> Set task
Pictures stay out of your copy, but everything else in the records below must be repeated exactly.
Start of Supplied entries
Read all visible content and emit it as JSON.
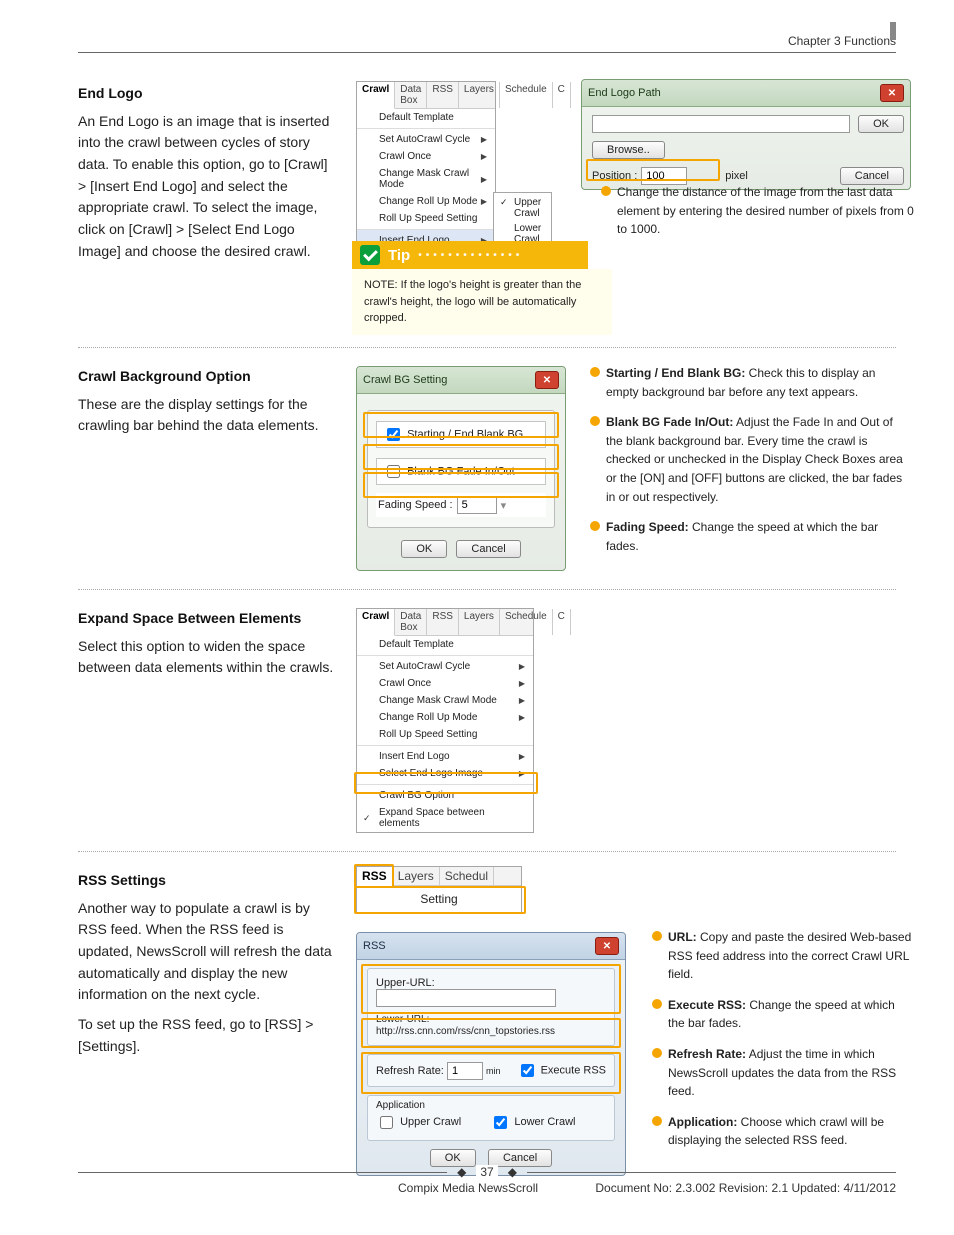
{
  "header": {
    "chapter": "Chapter 3 Functions"
  },
  "sections": {
    "endlogo": {
      "title": "End Logo",
      "para": "An End Logo is an image that is inserted into the crawl between cycles of story data. To enable this option, go to [Crawl] > [Insert End Logo] and select the appropriate crawl. To select the image, click on [Crawl] > [Select End Logo Image] and choose the desired crawl."
    },
    "crawlbg": {
      "title": "Crawl Background Option",
      "para": "These are the display settings for the crawling bar behind the data elements."
    },
    "expand": {
      "title": "Expand Space Between Elements",
      "para": "Select this option to widen the space between data elements within the crawls."
    },
    "rss": {
      "title": "RSS Settings",
      "para1": "Another way to populate a crawl is by RSS feed. When the RSS feed is updated, NewsScroll will refresh the data automatically and display the new information on the next cycle.",
      "para2": "To set up the RSS feed, go to [RSS] > [Settings]."
    }
  },
  "menu1": {
    "tabs": [
      "Crawl",
      "Data Box",
      "RSS",
      "Layers",
      "Schedule",
      "C"
    ],
    "items": [
      {
        "label": "Default Template"
      },
      {
        "label": "Set AutoCrawl Cycle",
        "arrow": true,
        "sep": true
      },
      {
        "label": "Crawl Once",
        "arrow": true
      },
      {
        "label": "Change Mask Crawl Mode",
        "arrow": true
      },
      {
        "label": "Change Roll Up Mode",
        "arrow": true
      },
      {
        "label": "Roll Up Speed Setting"
      },
      {
        "label": "Insert End Logo",
        "arrow": true,
        "sep": true,
        "hover": true
      },
      {
        "label": "Select End Logo Image",
        "arrow": true
      },
      {
        "label": "Crawl BG Option",
        "sep": true
      },
      {
        "label": "Expand Space between elements",
        "check": true
      }
    ],
    "sub": [
      {
        "label": "Upper Crawl",
        "check": true
      },
      {
        "label": "Lower Crawl"
      }
    ]
  },
  "endlogodlg": {
    "title": "End Logo Path",
    "browse": "Browse..",
    "ok": "OK",
    "cancel": "Cancel",
    "pos_label": "Position :",
    "pos_val": "100",
    "pos_unit": "pixel"
  },
  "endlogo_callout": "Change the distance of the image from the last data element by entering the desired number of pixels from 0 to 1000.",
  "tip": {
    "label": "Tip",
    "note": "NOTE: If the logo's height is greater than the crawl's height, the logo will be automatically cropped."
  },
  "bgdlg": {
    "title": "Crawl BG Setting",
    "cb1": "Starting / End Blank BG",
    "cb2": "Blank BG Fade In/Out",
    "fspeed_label": "Fading Speed :",
    "fspeed_val": "5",
    "ok": "OK",
    "cancel": "Cancel"
  },
  "bg_callouts": {
    "c1_b": "Starting / End Blank BG:",
    "c1": " Check this to display an empty background bar before any text appears.",
    "c2_b": "Blank BG Fade In/Out:",
    "c2": " Adjust the Fade In and Out of the blank background bar. Every time the crawl is checked or unchecked in the Display Check Boxes area or the [ON] and [OFF] buttons are clicked, the bar fades in or out respectively.",
    "c3_b": "Fading Speed:",
    "c3": " Change the speed at which the bar fades."
  },
  "menu2": {
    "tabs": [
      "Crawl",
      "Data Box",
      "RSS",
      "Layers",
      "Schedule",
      "C"
    ],
    "items": [
      {
        "label": "Default Template"
      },
      {
        "label": "Set AutoCrawl Cycle",
        "arrow": true,
        "sep": true
      },
      {
        "label": "Crawl Once",
        "arrow": true
      },
      {
        "label": "Change Mask Crawl Mode",
        "arrow": true
      },
      {
        "label": "Change Roll Up Mode",
        "arrow": true
      },
      {
        "label": "Roll Up Speed Setting"
      },
      {
        "label": "Insert End Logo",
        "arrow": true,
        "sep": true
      },
      {
        "label": "Select End Logo Image",
        "arrow": true
      },
      {
        "label": "Crawl BG Option",
        "sep": true
      },
      {
        "label": "Expand Space between elements",
        "check": true
      }
    ]
  },
  "rssmenu": {
    "tabs": [
      "RSS",
      "Layers",
      "Schedul"
    ],
    "item": "Setting"
  },
  "rssdlg": {
    "title": "RSS",
    "upper": "Upper-URL:",
    "lower": "Lower-URL: http://rss.cnn.com/rss/cnn_topstories.rss",
    "refresh_label": "Refresh Rate:",
    "refresh_val": "1",
    "refresh_unit": "min",
    "exec": "Execute RSS",
    "app_label": "Application",
    "app_upper": "Upper Crawl",
    "app_lower": "Lower Crawl",
    "ok": "OK",
    "cancel": "Cancel"
  },
  "rss_callouts": {
    "c1_b": "URL:",
    "c1": " Copy and paste the desired Web-based RSS feed address into the correct Crawl URL field.",
    "c2_b": "Execute RSS:",
    "c2": " Change the speed at which the bar fades.",
    "c3_b": "Refresh Rate:",
    "c3": " Adjust the time in which NewsScroll updates the data from the RSS feed.",
    "c4_b": "Application:",
    "c4": " Choose which crawl will be displaying the selected RSS feed."
  },
  "footer": {
    "page": "37",
    "left": "Compix Media NewsScroll",
    "right": "Document No: 2.3.002 Revision: 2.1 Updated: 4/11/2012"
  }
}
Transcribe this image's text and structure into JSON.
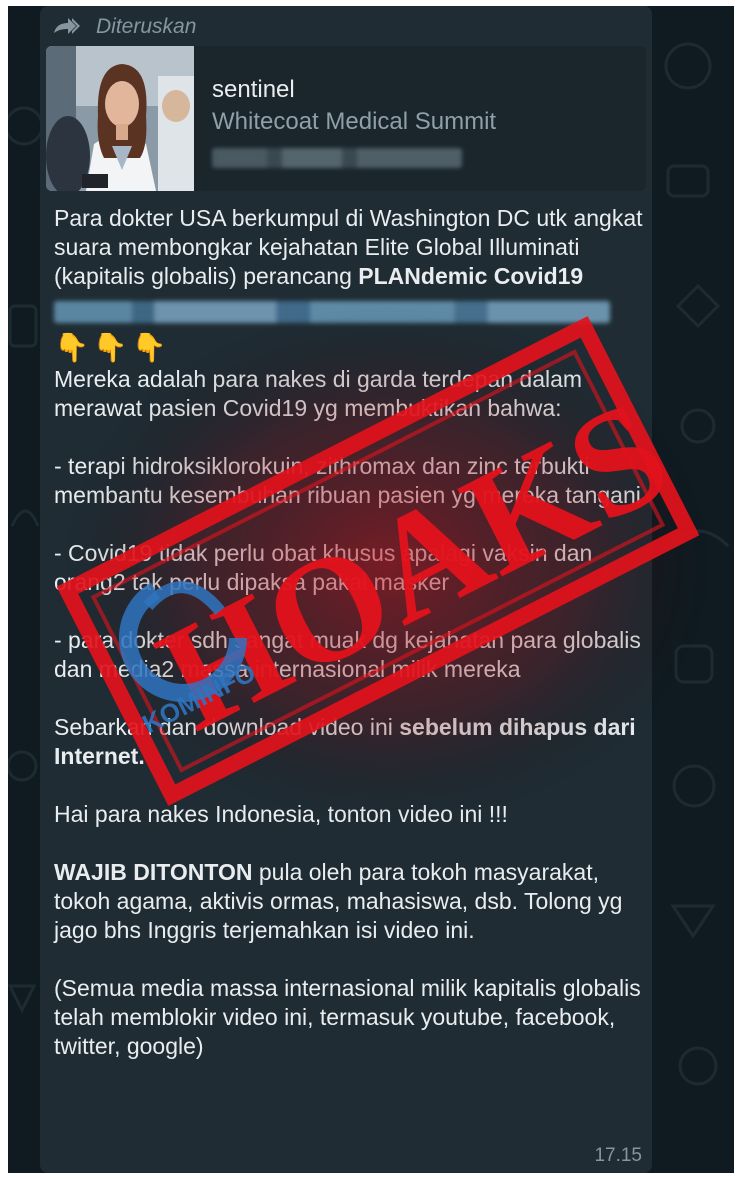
{
  "chat": {
    "forwarded_label": "Diteruskan",
    "time": "17.15"
  },
  "link_preview": {
    "title": "sentinel",
    "subtitle": "Whitecoat Medical Summit"
  },
  "message": {
    "intro": "Para dokter USA berkumpul di Washington DC utk angkat suara membongkar kejahatan Elite Global Illuminati (kapitalis globalis) perancang ",
    "intro_bold": "PLANdemic Covid19",
    "emoji": "👇👇👇",
    "p1": "Mereka adalah para nakes di garda terdepan dalam merawat pasien Covid19 yg membuktikan bahwa:",
    "p2": "- terapi hidroksiklorokuin, zithromax dan zinc terbukti membantu kesembuhan ribuan pasien yg mereka tangani",
    "p3": "- Covid19 tidak perlu obat khusus apalagi vaksin dan orang2 tak perlu dipaksa pakai masker",
    "p4": "- para dokter sdh sangat muak dg kejahatan para globalis dan media2 massa internasional milik mereka",
    "p5": "Sebarkan dan download video ini ",
    "p5_bold": "sebelum dihapus dari Internet.",
    "p6": "Hai para nakes Indonesia, tonton video ini !!!",
    "p7_bold": "WAJIB DITONTON",
    "p7": " pula oleh para tokoh masyarakat, tokoh agama, aktivis ormas, mahasiswa, dsb. Tolong yg jago bhs Inggris terjemahkan isi video ini.",
    "p8": "(Semua media massa internasional milik kapitalis globalis telah memblokir video ini, termasuk youtube, facebook, twitter, google)"
  },
  "stamp": {
    "text": "HOAKS",
    "logo_text": "KOMINFO",
    "color": "#e3121c"
  }
}
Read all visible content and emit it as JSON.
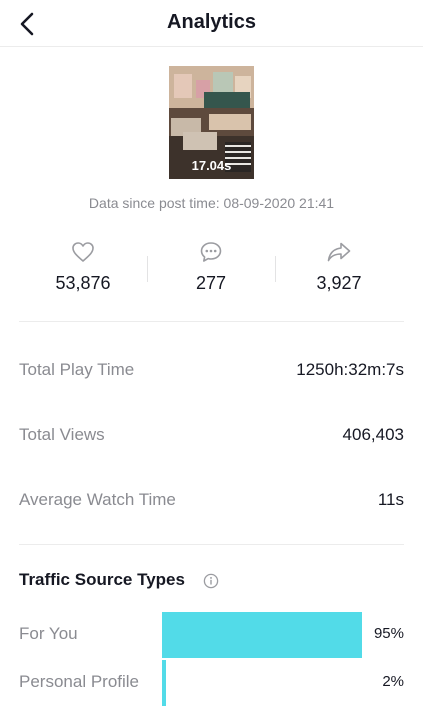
{
  "header": {
    "title": "Analytics",
    "back_icon": "chevron-left-icon"
  },
  "video": {
    "duration": "17.04s"
  },
  "data_since": "Data since post time: 08-09-2020 21:41",
  "engagement": {
    "likes": {
      "icon": "heart-icon",
      "value": "53,876"
    },
    "comments": {
      "icon": "comment-icon",
      "value": "277"
    },
    "shares": {
      "icon": "share-icon",
      "value": "3,927"
    }
  },
  "metrics": [
    {
      "label": "Total Play Time",
      "value": "1250h:32m:7s"
    },
    {
      "label": "Total Views",
      "value": "406,403"
    },
    {
      "label": "Average Watch Time",
      "value": "11s"
    }
  ],
  "traffic": {
    "title": "Traffic Source Types",
    "info_icon": "info-icon",
    "accent_color": "#52dbe8",
    "sources": [
      {
        "label": "For You",
        "value": "95%",
        "fraction": 0.95
      },
      {
        "label": "Personal Profile",
        "value": "2%",
        "fraction": 0.02
      }
    ]
  }
}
End of Supplied entries
> Written response
Read all visible content and emit it as JSON.
{
  "header": {
    "chapter": "Chapter 3 Functions"
  },
  "sections": {
    "endlogo": {
      "title": "End Logo",
      "para": "An End Logo is an image that is inserted into the crawl between cycles of story data. To enable this option, go to [Crawl] > [Insert End Logo] and select the appropriate crawl. To select the image, click on [Crawl] > [Select End Logo Image] and choose the desired crawl."
    },
    "crawlbg": {
      "title": "Crawl Background Option",
      "para": "These are the display settings for the crawling bar behind the data elements."
    },
    "expand": {
      "title": "Expand Space Between Elements",
      "para": "Select this option to widen the space between data elements within the crawls."
    },
    "rss": {
      "title": "RSS Settings",
      "para1": "Another way to populate a crawl is by RSS feed. When the RSS feed is updated, NewsScroll will refresh the data automatically and display the new information on the next cycle.",
      "para2": "To set up the RSS feed, go to [RSS] > [Settings]."
    }
  },
  "menu1": {
    "tabs": [
      "Crawl",
      "Data Box",
      "RSS",
      "Layers",
      "Schedule",
      "C"
    ],
    "items": [
      {
        "label": "Default Template"
      },
      {
        "label": "Set AutoCrawl Cycle",
        "arrow": true,
        "sep": true
      },
      {
        "label": "Crawl Once",
        "arrow": true
      },
      {
        "label": "Change Mask Crawl Mode",
        "arrow": true
      },
      {
        "label": "Change Roll Up Mode",
        "arrow": true
      },
      {
        "label": "Roll Up Speed Setting"
      },
      {
        "label": "Insert End Logo",
        "arrow": true,
        "sep": true,
        "hover": true
      },
      {
        "label": "Select End Logo Image",
        "arrow": true
      },
      {
        "label": "Crawl BG Option",
        "sep": true
      },
      {
        "label": "Expand Space between elements",
        "check": true
      }
    ],
    "sub": [
      {
        "label": "Upper Crawl",
        "check": true
      },
      {
        "label": "Lower Crawl"
      }
    ]
  },
  "endlogodlg": {
    "title": "End Logo Path",
    "browse": "Browse..",
    "ok": "OK",
    "cancel": "Cancel",
    "pos_label": "Position :",
    "pos_val": "100",
    "pos_unit": "pixel"
  },
  "endlogo_callout": "Change the distance of the image from the last data element by entering the desired number of pixels from 0 to 1000.",
  "tip": {
    "label": "Tip",
    "note": "NOTE: If the logo's height is greater than the crawl's height, the logo will be automatically cropped."
  },
  "bgdlg": {
    "title": "Crawl BG Setting",
    "cb1": "Starting / End Blank BG",
    "cb2": "Blank BG Fade In/Out",
    "fspeed_label": "Fading Speed :",
    "fspeed_val": "5",
    "ok": "OK",
    "cancel": "Cancel"
  },
  "bg_callouts": {
    "c1_b": "Starting / End Blank BG:",
    "c1": " Check this to display an empty background bar before any text appears.",
    "c2_b": "Blank BG Fade In/Out:",
    "c2": " Adjust the Fade In and Out of the blank background bar. Every time the crawl is checked or unchecked in the Display Check Boxes area or the [ON] and [OFF] buttons are clicked, the bar fades in or out respectively.",
    "c3_b": "Fading Speed:",
    "c3": " Change the speed at which the bar fades."
  },
  "menu2": {
    "tabs": [
      "Crawl",
      "Data Box",
      "RSS",
      "Layers",
      "Schedule",
      "C"
    ],
    "items": [
      {
        "label": "Default Template"
      },
      {
        "label": "Set AutoCrawl Cycle",
        "arrow": true,
        "sep": true
      },
      {
        "label": "Crawl Once",
        "arrow": true
      },
      {
        "label": "Change Mask Crawl Mode",
        "arrow": true
      },
      {
        "label": "Change Roll Up Mode",
        "arrow": true
      },
      {
        "label": "Roll Up Speed Setting"
      },
      {
        "label": "Insert End Logo",
        "arrow": true,
        "sep": true
      },
      {
        "label": "Select End Logo Image",
        "arrow": true
      },
      {
        "label": "Crawl BG Option",
        "sep": true
      },
      {
        "label": "Expand Space between elements",
        "check": true
      }
    ]
  },
  "rssmenu": {
    "tabs": [
      "RSS",
      "Layers",
      "Schedul"
    ],
    "item": "Setting"
  },
  "rssdlg": {
    "title": "RSS",
    "upper": "Upper-URL:",
    "lower": "Lower-URL: http://rss.cnn.com/rss/cnn_topstories.rss",
    "refresh_label": "Refresh Rate:",
    "refresh_val": "1",
    "refresh_unit": "min",
    "exec": "Execute RSS",
    "app_label": "Application",
    "app_upper": "Upper Crawl",
    "app_lower": "Lower Crawl",
    "ok": "OK",
    "cancel": "Cancel"
  },
  "rss_callouts": {
    "c1_b": "URL:",
    "c1": " Copy and paste the desired Web-based RSS feed address into the correct Crawl URL field.",
    "c2_b": "Execute RSS:",
    "c2": " Change the speed at which the bar fades.",
    "c3_b": "Refresh Rate:",
    "c3": " Adjust the time in which NewsScroll updates the data from the RSS feed.",
    "c4_b": "Application:",
    "c4": " Choose which crawl will be displaying the selected RSS feed."
  },
  "footer": {
    "page": "37",
    "left": "Compix Media NewsScroll",
    "right": "Document No: 2.3.002 Revision: 2.1 Updated: 4/11/2012"
  }
}
Transcribe this image's text and structure into JSON.
{
  "chat": {
    "forwarded_label": "Diteruskan",
    "time": "17.15"
  },
  "link_preview": {
    "title": "sentinel",
    "subtitle": "Whitecoat Medical Summit"
  },
  "message": {
    "intro": "Para dokter USA berkumpul di Washington DC utk angkat suara membongkar kejahatan Elite Global Illuminati (kapitalis globalis) perancang ",
    "intro_bold": "PLANdemic Covid19",
    "emoji": "👇👇👇",
    "p1": "Mereka adalah para nakes di garda terdepan dalam merawat pasien Covid19 yg membuktikan bahwa:",
    "p2": "- terapi hidroksiklorokuin, zithromax dan zinc terbukti membantu kesembuhan ribuan pasien yg mereka tangani",
    "p3": "- Covid19 tidak perlu obat khusus apalagi vaksin dan orang2 tak perlu dipaksa pakai masker",
    "p4": "- para dokter sdh sangat muak dg kejahatan para globalis dan media2 massa internasional milik mereka",
    "p5": "Sebarkan dan download video ini ",
    "p5_bold": "sebelum dihapus dari Internet.",
    "p6": "Hai para nakes Indonesia, tonton video ini !!!",
    "p7_bold": "WAJIB DITONTON",
    "p7": " pula oleh para tokoh masyarakat, tokoh agama, aktivis ormas, mahasiswa, dsb. Tolong yg jago bhs Inggris terjemahkan isi video ini.",
    "p8": "(Semua media massa internasional milik kapitalis globalis telah memblokir video ini, termasuk youtube, facebook, twitter, google)"
  },
  "stamp": {
    "text": "HOAKS",
    "logo_text": "KOMINFO",
    "color": "#e3121c"
  }
}
Read all visible content and emit it as JSON.
{
  "header": {
    "title": "Analytics",
    "back_icon": "chevron-left-icon"
  },
  "video": {
    "duration": "17.04s"
  },
  "data_since": "Data since post time: 08-09-2020 21:41",
  "engagement": {
    "likes": {
      "icon": "heart-icon",
      "value": "53,876"
    },
    "comments": {
      "icon": "comment-icon",
      "value": "277"
    },
    "shares": {
      "icon": "share-icon",
      "value": "3,927"
    }
  },
  "metrics": [
    {
      "label": "Total Play Time",
      "value": "1250h:32m:7s"
    },
    {
      "label": "Total Views",
      "value": "406,403"
    },
    {
      "label": "Average Watch Time",
      "value": "11s"
    }
  ],
  "traffic": {
    "title": "Traffic Source Types",
    "info_icon": "info-icon",
    "accent_color": "#52dbe8",
    "sources": [
      {
        "label": "For You",
        "value": "95%",
        "fraction": 0.95
      },
      {
        "label": "Personal Profile",
        "value": "2%",
        "fraction": 0.02
      }
    ]
  }
}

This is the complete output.